▶ _Goal of the exercise_: For the data below, report only the number of lines containing the string "lists".
---
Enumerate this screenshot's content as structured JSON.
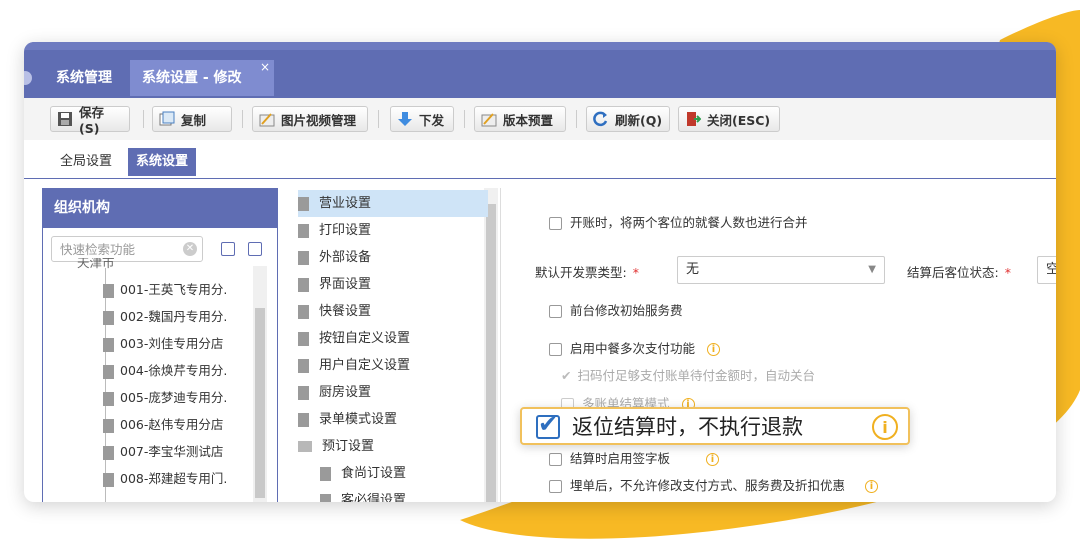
{
  "tabs": [
    {
      "label": "系统管理"
    },
    {
      "label": "系统设置 - 修改"
    }
  ],
  "tab_close": "×",
  "toolbar": {
    "save": "保存(S)",
    "copy": "复制",
    "media": "图片视频管理",
    "dispatch": "下发",
    "version_preset": "版本预置",
    "refresh": "刷新(Q)",
    "close": "关闭(ESC)"
  },
  "subtabs": {
    "global": "全局设置",
    "system": "系统设置"
  },
  "org": {
    "title": "组织机构",
    "search_placeholder": "快速检索功能",
    "partial_top": "天津市",
    "stores": [
      "001-王英飞专用分.",
      "002-魏国丹专用分.",
      "003-刘佳专用分店",
      "004-徐焕芹专用分.",
      "005-庞梦迪专用分.",
      "006-赵伟专用分店",
      "007-李宝华测试店",
      "008-郑建超专用门."
    ]
  },
  "menu": {
    "items": [
      "营业设置",
      "打印设置",
      "外部设备",
      "界面设置",
      "快餐设置",
      "按钮自定义设置",
      "用户自定义设置",
      "厨房设置",
      "录单模式设置",
      "预订设置"
    ],
    "sub_items": [
      "食尚订设置",
      "客必得设置"
    ]
  },
  "settings": {
    "merge_guests": "开账时，将两个客位的就餐人数也进行合并",
    "invoice_type_label": "默认开发票类型:",
    "invoice_type_value": "无",
    "after_settle_label": "结算后客位状态:",
    "after_settle_value": "空",
    "required_mark": "*",
    "front_modify_service": "前台修改初始服务费",
    "multi_pay": "启用中餐多次支付功能",
    "auto_close": "扫码付足够支付账单待付金额时，自动关台",
    "multi_bill": "多账单结算模式",
    "signature": "结算时启用签字板",
    "no_modify_after_bill": "埋单后，不允许修改支付方式、服务费及折扣优惠"
  },
  "callout": {
    "text": "返位结算时，不执行退款"
  },
  "colors": {
    "brand": "#5f6db3",
    "accent": "#f7b924",
    "info": "#f0b020"
  }
}
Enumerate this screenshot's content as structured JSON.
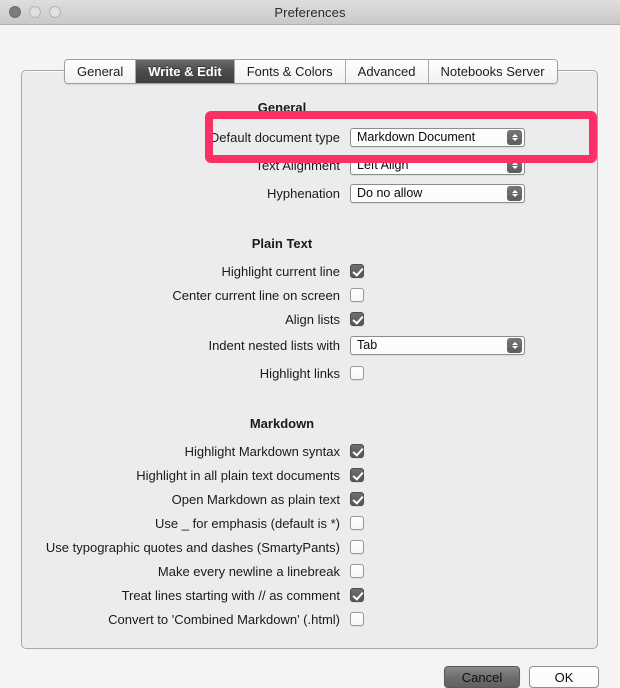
{
  "window": {
    "title": "Preferences",
    "traffic_lights": [
      "close-button",
      "minimize-button",
      "maximize-button"
    ]
  },
  "tabs": [
    {
      "label": "General",
      "selected": false
    },
    {
      "label": "Write & Edit",
      "selected": true
    },
    {
      "label": "Fonts & Colors",
      "selected": false
    },
    {
      "label": "Advanced",
      "selected": false
    },
    {
      "label": "Notebooks Server",
      "selected": false
    }
  ],
  "sections": {
    "general": {
      "heading": "General",
      "rows": [
        {
          "label": "Default document type",
          "type": "popup",
          "value": "Markdown Document"
        },
        {
          "label": "Text Alignment",
          "type": "popup",
          "value": "Left Align"
        },
        {
          "label": "Hyphenation",
          "type": "popup",
          "value": "Do no allow"
        }
      ]
    },
    "plain_text": {
      "heading": "Plain Text",
      "rows": [
        {
          "label": "Highlight current line",
          "type": "checkbox",
          "checked": true
        },
        {
          "label": "Center current line on screen",
          "type": "checkbox",
          "checked": false
        },
        {
          "label": "Align lists",
          "type": "checkbox",
          "checked": true
        },
        {
          "label": "Indent nested lists with",
          "type": "popup",
          "value": "Tab"
        },
        {
          "label": "Highlight links",
          "type": "checkbox",
          "checked": false
        }
      ]
    },
    "markdown": {
      "heading": "Markdown",
      "rows": [
        {
          "label": "Highlight Markdown syntax",
          "type": "checkbox",
          "checked": true
        },
        {
          "label": "Highlight in all plain text documents",
          "type": "checkbox",
          "checked": true
        },
        {
          "label": "Open Markdown as plain text",
          "type": "checkbox",
          "checked": true
        },
        {
          "label": "Use _ for emphasis (default is *)",
          "type": "checkbox",
          "checked": false
        },
        {
          "label": "Use typographic quotes and dashes (SmartyPants)",
          "type": "checkbox",
          "checked": false
        },
        {
          "label": "Make every newline a linebreak",
          "type": "checkbox",
          "checked": false
        },
        {
          "label": "Treat lines starting with // as comment",
          "type": "checkbox",
          "checked": true
        },
        {
          "label": "Convert to 'Combined Markdown' (.html)",
          "type": "checkbox",
          "checked": false
        }
      ]
    }
  },
  "buttons": {
    "cancel": "Cancel",
    "ok": "OK"
  },
  "annotation": {
    "color": "#fb3065",
    "target": "Default document type"
  }
}
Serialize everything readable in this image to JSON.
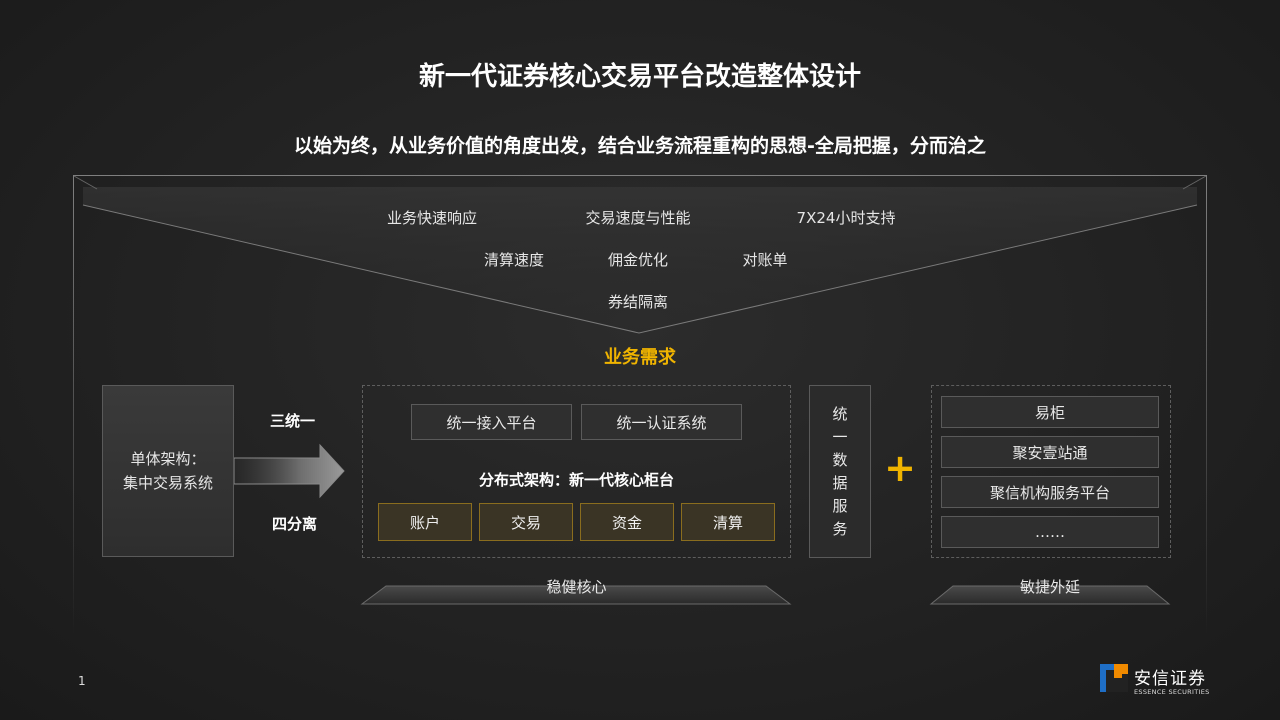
---
▶ _Completed task_: 2